> **Brief**: Rewrite the lines below, changing every "bullet-icon" to "bullet-marker" and leaving everything else unchanged.

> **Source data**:

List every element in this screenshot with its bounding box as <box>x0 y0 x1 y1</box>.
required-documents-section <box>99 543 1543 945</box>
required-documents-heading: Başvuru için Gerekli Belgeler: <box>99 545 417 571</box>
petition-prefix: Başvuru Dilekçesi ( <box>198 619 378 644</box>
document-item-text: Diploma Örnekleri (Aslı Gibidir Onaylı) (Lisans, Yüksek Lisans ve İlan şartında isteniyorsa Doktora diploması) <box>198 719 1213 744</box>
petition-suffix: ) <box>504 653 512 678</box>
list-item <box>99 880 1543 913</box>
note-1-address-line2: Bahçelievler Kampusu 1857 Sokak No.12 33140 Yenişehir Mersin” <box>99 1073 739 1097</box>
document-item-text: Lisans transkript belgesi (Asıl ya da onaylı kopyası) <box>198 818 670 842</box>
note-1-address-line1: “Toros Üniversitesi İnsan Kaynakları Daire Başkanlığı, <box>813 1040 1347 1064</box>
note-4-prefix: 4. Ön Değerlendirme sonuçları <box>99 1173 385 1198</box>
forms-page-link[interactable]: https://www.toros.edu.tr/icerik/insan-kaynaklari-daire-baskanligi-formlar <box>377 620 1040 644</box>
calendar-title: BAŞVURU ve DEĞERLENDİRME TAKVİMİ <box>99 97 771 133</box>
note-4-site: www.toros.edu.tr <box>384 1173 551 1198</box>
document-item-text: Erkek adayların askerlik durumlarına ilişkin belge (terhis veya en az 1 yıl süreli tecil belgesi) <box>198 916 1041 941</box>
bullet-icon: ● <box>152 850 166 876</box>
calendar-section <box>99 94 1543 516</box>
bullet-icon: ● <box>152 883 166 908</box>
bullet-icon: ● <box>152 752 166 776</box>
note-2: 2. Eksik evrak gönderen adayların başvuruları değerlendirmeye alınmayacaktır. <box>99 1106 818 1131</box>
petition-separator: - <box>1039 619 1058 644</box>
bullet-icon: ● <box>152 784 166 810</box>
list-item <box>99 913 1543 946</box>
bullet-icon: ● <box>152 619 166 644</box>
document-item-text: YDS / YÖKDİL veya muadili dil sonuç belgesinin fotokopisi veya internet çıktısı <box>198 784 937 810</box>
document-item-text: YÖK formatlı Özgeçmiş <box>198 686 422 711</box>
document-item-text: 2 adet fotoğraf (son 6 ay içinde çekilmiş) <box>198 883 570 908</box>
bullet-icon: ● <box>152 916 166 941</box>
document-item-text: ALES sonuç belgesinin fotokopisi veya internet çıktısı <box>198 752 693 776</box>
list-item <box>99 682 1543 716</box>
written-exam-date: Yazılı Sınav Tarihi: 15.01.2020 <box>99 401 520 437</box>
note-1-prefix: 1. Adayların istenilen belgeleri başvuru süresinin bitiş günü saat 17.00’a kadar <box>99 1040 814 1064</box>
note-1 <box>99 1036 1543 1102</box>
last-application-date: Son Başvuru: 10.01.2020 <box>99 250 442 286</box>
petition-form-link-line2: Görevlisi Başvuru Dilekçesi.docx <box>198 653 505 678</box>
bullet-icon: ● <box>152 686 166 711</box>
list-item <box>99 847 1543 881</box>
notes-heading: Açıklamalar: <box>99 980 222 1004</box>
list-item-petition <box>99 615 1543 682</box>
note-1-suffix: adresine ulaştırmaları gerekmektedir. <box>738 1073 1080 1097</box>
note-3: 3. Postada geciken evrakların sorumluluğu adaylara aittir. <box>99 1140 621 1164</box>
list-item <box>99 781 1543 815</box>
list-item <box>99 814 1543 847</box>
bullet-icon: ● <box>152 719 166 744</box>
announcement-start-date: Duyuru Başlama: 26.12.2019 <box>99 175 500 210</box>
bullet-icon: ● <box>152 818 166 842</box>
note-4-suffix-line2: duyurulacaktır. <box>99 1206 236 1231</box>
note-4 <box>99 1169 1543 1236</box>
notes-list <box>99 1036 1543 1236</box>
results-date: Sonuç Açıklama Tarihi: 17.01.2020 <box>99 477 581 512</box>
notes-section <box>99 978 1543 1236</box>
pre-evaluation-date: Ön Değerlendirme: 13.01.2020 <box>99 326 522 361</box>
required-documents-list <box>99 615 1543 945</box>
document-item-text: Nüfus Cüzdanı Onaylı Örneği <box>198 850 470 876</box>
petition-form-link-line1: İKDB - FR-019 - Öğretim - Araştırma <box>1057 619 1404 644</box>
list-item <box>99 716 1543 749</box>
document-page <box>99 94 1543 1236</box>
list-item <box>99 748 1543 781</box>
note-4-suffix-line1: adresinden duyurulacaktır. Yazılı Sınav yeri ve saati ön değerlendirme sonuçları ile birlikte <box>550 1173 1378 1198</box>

> **Completed exercise**:
List every element in this screenshot with its bounding box as <box>x0 y0 x1 y1</box>.
required-documents-section <box>99 543 1543 945</box>
required-documents-heading: Başvuru için Gerekli Belgeler: <box>99 545 417 571</box>
petition-prefix: Başvuru Dilekçesi ( <box>198 619 378 644</box>
document-item-text: Diploma Örnekleri (Aslı Gibidir Onaylı) (Lisans, Yüksek Lisans ve İlan şartında isteniyorsa Doktora diploması) <box>198 719 1213 744</box>
petition-suffix: ) <box>504 653 512 678</box>
list-item <box>99 880 1543 913</box>
note-1-address-line2: Bahçelievler Kampusu 1857 Sokak No.12 33140 Yenişehir Mersin” <box>99 1073 739 1097</box>
document-item-text: Lisans transkript belgesi (Asıl ya da onaylı kopyası) <box>198 818 670 842</box>
note-1-address-line1: “Toros Üniversitesi İnsan Kaynakları Daire Başkanlığı, <box>813 1040 1347 1064</box>
note-4-prefix: 4. Ön Değerlendirme sonuçları <box>99 1173 385 1198</box>
forms-page-link[interactable]: https://www.toros.edu.tr/icerik/insan-kaynaklari-daire-baskanligi-formlar <box>377 620 1040 644</box>
calendar-title: BAŞVURU ve DEĞERLENDİRME TAKVİMİ <box>99 97 771 133</box>
note-4-site: www.toros.edu.tr <box>384 1173 551 1198</box>
document-item-text: Erkek adayların askerlik durumlarına ilişkin belge (terhis veya en az 1 yıl süreli tecil belgesi) <box>198 916 1041 941</box>
bullet-marker: ● <box>152 850 166 876</box>
calendar-section <box>99 94 1543 516</box>
bullet-marker: ● <box>152 883 166 908</box>
bullet-marker: ● <box>152 752 166 776</box>
note-2: 2. Eksik evrak gönderen adayların başvuruları değerlendirmeye alınmayacaktır. <box>99 1106 818 1131</box>
petition-separator: - <box>1039 619 1058 644</box>
bullet-marker: ● <box>152 784 166 810</box>
list-item <box>99 913 1543 946</box>
bullet-marker: ● <box>152 619 166 644</box>
document-item-text: YDS / YÖKDİL veya muadili dil sonuç belgesinin fotokopisi veya internet çıktısı <box>198 784 937 810</box>
document-item-text: YÖK formatlı Özgeçmiş <box>198 686 422 711</box>
document-item-text: 2 adet fotoğraf (son 6 ay içinde çekilmiş) <box>198 883 570 908</box>
bullet-marker: ● <box>152 916 166 941</box>
document-item-text: ALES sonuç belgesinin fotokopisi veya internet çıktısı <box>198 752 693 776</box>
list-item <box>99 682 1543 716</box>
written-exam-date: Yazılı Sınav Tarihi: 15.01.2020 <box>99 401 520 437</box>
note-1-prefix: 1. Adayların istenilen belgeleri başvuru süresinin bitiş günü saat 17.00’a kadar <box>99 1040 814 1064</box>
note-1 <box>99 1036 1543 1102</box>
last-application-date: Son Başvuru: 10.01.2020 <box>99 250 442 286</box>
petition-form-link-line2: Görevlisi Başvuru Dilekçesi.docx <box>198 653 505 678</box>
bullet-marker: ● <box>152 686 166 711</box>
list-item <box>99 847 1543 881</box>
notes-heading: Açıklamalar: <box>99 980 222 1004</box>
list-item-petition <box>99 615 1543 682</box>
note-1-suffix: adresine ulaştırmaları gerekmektedir. <box>738 1073 1080 1097</box>
note-3: 3. Postada geciken evrakların sorumluluğu adaylara aittir. <box>99 1140 621 1164</box>
list-item <box>99 781 1543 815</box>
list-item <box>99 814 1543 847</box>
bullet-marker: ● <box>152 719 166 744</box>
announcement-start-date: Duyuru Başlama: 26.12.2019 <box>99 175 500 210</box>
bullet-marker: ● <box>152 818 166 842</box>
note-4-suffix-line2: duyurulacaktır. <box>99 1206 236 1231</box>
note-4 <box>99 1169 1543 1236</box>
notes-list <box>99 1036 1543 1236</box>
results-date: Sonuç Açıklama Tarihi: 17.01.2020 <box>99 477 581 512</box>
notes-section <box>99 978 1543 1236</box>
pre-evaluation-date: Ön Değerlendirme: 13.01.2020 <box>99 326 522 361</box>
required-documents-list <box>99 615 1543 945</box>
document-item-text: Nüfus Cüzdanı Onaylı Örneği <box>198 850 470 876</box>
petition-form-link-line1: İKDB - FR-019 - Öğretim - Araştırma <box>1057 619 1404 644</box>
list-item <box>99 716 1543 749</box>
document-page <box>99 94 1543 1236</box>
list-item <box>99 748 1543 781</box>
note-4-suffix-line1: adresinden duyurulacaktır. Yazılı Sınav yeri ve saati ön değerlendirme sonuçları ile birlikte <box>550 1173 1378 1198</box>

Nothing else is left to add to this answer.